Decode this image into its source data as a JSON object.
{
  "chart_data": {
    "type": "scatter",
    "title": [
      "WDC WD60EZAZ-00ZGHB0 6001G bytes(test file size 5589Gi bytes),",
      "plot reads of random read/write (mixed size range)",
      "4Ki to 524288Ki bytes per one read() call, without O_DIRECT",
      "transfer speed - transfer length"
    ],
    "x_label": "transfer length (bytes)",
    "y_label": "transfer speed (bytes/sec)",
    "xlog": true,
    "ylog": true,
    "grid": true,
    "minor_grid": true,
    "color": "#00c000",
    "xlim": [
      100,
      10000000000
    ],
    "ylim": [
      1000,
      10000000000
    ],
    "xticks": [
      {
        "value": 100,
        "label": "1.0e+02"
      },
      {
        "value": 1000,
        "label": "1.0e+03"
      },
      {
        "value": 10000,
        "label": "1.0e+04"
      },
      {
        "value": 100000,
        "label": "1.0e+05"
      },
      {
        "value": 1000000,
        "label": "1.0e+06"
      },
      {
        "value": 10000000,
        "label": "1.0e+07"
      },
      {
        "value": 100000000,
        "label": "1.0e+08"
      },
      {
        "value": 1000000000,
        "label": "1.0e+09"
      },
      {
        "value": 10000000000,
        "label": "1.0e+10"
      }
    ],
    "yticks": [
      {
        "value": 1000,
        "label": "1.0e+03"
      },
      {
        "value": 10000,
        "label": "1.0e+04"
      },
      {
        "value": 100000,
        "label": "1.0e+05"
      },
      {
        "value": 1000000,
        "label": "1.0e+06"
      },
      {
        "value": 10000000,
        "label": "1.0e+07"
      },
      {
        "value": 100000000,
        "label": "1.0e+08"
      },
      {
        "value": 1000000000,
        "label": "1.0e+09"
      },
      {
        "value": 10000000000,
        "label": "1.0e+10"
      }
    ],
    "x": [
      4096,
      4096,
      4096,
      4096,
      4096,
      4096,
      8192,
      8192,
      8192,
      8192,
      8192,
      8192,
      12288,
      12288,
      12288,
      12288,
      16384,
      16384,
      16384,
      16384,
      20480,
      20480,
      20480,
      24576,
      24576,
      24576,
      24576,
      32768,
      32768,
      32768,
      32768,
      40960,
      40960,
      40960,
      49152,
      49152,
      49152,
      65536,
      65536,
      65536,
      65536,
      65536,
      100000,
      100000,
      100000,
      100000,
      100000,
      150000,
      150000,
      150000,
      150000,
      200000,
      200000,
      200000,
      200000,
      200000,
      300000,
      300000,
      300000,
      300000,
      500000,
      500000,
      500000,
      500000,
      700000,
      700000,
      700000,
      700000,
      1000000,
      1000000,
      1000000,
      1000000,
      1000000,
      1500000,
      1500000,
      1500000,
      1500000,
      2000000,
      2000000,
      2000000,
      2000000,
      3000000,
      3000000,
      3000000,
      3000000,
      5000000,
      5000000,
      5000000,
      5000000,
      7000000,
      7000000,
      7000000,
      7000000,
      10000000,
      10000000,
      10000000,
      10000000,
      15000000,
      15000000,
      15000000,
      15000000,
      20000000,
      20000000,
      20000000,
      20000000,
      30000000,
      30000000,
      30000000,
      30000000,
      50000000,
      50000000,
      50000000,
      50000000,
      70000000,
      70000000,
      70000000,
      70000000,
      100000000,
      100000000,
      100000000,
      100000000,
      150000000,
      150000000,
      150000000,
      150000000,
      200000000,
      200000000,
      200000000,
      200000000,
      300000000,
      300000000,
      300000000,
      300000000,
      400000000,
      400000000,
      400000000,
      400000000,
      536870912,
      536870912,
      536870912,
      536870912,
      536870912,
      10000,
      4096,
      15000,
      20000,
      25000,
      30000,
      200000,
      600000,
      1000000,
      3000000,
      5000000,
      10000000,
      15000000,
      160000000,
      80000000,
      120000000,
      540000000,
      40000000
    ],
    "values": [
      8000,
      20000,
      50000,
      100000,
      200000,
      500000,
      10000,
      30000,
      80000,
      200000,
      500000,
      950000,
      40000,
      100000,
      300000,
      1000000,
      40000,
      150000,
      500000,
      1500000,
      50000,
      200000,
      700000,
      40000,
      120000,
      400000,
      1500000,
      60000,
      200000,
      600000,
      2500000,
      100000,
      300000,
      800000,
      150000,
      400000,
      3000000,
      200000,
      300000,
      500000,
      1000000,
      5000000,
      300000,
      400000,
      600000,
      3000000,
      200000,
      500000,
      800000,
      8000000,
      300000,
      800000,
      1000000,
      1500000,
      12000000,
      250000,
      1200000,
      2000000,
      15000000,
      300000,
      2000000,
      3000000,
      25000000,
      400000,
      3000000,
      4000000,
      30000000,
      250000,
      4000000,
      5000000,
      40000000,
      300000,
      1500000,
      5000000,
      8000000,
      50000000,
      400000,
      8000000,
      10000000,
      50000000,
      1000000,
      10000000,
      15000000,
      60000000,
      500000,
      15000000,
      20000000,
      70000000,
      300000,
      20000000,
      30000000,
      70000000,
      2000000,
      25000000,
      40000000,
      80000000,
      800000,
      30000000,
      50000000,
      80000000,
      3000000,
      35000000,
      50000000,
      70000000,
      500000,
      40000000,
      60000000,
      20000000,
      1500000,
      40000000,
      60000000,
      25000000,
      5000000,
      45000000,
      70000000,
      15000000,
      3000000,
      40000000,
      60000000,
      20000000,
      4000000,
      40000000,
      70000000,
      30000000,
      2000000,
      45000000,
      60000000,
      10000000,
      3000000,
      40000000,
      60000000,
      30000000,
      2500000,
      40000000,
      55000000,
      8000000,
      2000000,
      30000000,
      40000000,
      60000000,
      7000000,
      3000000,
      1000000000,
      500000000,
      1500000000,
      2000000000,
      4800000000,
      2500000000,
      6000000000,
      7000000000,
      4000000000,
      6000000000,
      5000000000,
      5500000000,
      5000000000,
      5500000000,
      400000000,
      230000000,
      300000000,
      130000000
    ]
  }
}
========================
### Instructions for the task
Give the count of lines holding the word "transfer" and nothing more.

### Solved exercise
3